▶ **Task brief**
Please print the full listing exactly.

(Stored data)
|---|

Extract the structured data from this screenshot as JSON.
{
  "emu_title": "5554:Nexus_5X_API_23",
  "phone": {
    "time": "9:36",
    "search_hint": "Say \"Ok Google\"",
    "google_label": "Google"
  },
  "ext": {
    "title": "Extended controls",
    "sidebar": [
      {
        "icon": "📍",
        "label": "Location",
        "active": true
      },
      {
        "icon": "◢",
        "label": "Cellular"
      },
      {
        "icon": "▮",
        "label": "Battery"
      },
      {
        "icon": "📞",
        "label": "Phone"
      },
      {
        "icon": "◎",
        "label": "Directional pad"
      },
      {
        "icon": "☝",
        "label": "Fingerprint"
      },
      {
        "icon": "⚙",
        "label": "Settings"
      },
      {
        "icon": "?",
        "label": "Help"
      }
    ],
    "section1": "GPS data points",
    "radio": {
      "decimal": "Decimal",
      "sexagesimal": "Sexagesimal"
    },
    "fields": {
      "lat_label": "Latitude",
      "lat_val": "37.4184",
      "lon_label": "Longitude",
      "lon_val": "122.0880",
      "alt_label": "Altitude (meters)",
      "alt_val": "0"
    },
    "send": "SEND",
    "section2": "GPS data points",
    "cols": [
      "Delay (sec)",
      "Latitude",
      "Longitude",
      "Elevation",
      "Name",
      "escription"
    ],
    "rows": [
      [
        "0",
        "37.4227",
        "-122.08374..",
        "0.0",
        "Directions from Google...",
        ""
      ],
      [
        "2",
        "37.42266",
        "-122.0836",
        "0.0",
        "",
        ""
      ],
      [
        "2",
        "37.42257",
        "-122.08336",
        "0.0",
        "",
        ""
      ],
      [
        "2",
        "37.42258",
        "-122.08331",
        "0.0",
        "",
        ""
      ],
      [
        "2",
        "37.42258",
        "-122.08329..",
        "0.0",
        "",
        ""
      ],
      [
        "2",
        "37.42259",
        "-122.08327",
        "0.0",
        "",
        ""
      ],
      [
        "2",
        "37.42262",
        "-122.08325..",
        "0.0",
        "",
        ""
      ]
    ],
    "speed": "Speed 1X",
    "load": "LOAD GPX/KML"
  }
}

|---|

▶ **Result of the task**
Extract the structured data from this screenshot as JSON.
{
  "emu_title": "5554:Nexus_5X_API_23",
  "phone": {
    "time": "9:36",
    "search_hint": "Say \"Ok Google\"",
    "google_label": "Google"
  },
  "ext": {
    "title": "Extended controls",
    "sidebar": [
      {
        "icon": "📍",
        "label": "Location",
        "active": true
      },
      {
        "icon": "◢",
        "label": "Cellular"
      },
      {
        "icon": "▮",
        "label": "Battery"
      },
      {
        "icon": "📞",
        "label": "Phone"
      },
      {
        "icon": "◎",
        "label": "Directional pad"
      },
      {
        "icon": "☝",
        "label": "Fingerprint"
      },
      {
        "icon": "⚙",
        "label": "Settings"
      },
      {
        "icon": "?",
        "label": "Help"
      }
    ],
    "section1": "GPS data points",
    "radio": {
      "decimal": "Decimal",
      "sexagesimal": "Sexagesimal"
    },
    "fields": {
      "lat_label": "Latitude",
      "lat_val": "37.4184",
      "lon_label": "Longitude",
      "lon_val": "122.0880",
      "alt_label": "Altitude (meters)",
      "alt_val": "0"
    },
    "send": "SEND",
    "section2": "GPS data points",
    "cols": [
      "Delay (sec)",
      "Latitude",
      "Longitude",
      "Elevation",
      "Name",
      "escription"
    ],
    "rows": [
      [
        "0",
        "37.4227",
        "-122.08374..",
        "0.0",
        "Directions from Google...",
        ""
      ],
      [
        "2",
        "37.42266",
        "-122.0836",
        "0.0",
        "",
        ""
      ],
      [
        "2",
        "37.42257",
        "-122.08336",
        "0.0",
        "",
        ""
      ],
      [
        "2",
        "37.42258",
        "-122.08331",
        "0.0",
        "",
        ""
      ],
      [
        "2",
        "37.42258",
        "-122.08329..",
        "0.0",
        "",
        ""
      ],
      [
        "2",
        "37.42259",
        "-122.08327",
        "0.0",
        "",
        ""
      ],
      [
        "2",
        "37.42262",
        "-122.08325..",
        "0.0",
        "",
        ""
      ]
    ],
    "speed": "Speed 1X",
    "load": "LOAD GPX/KML"
  }
}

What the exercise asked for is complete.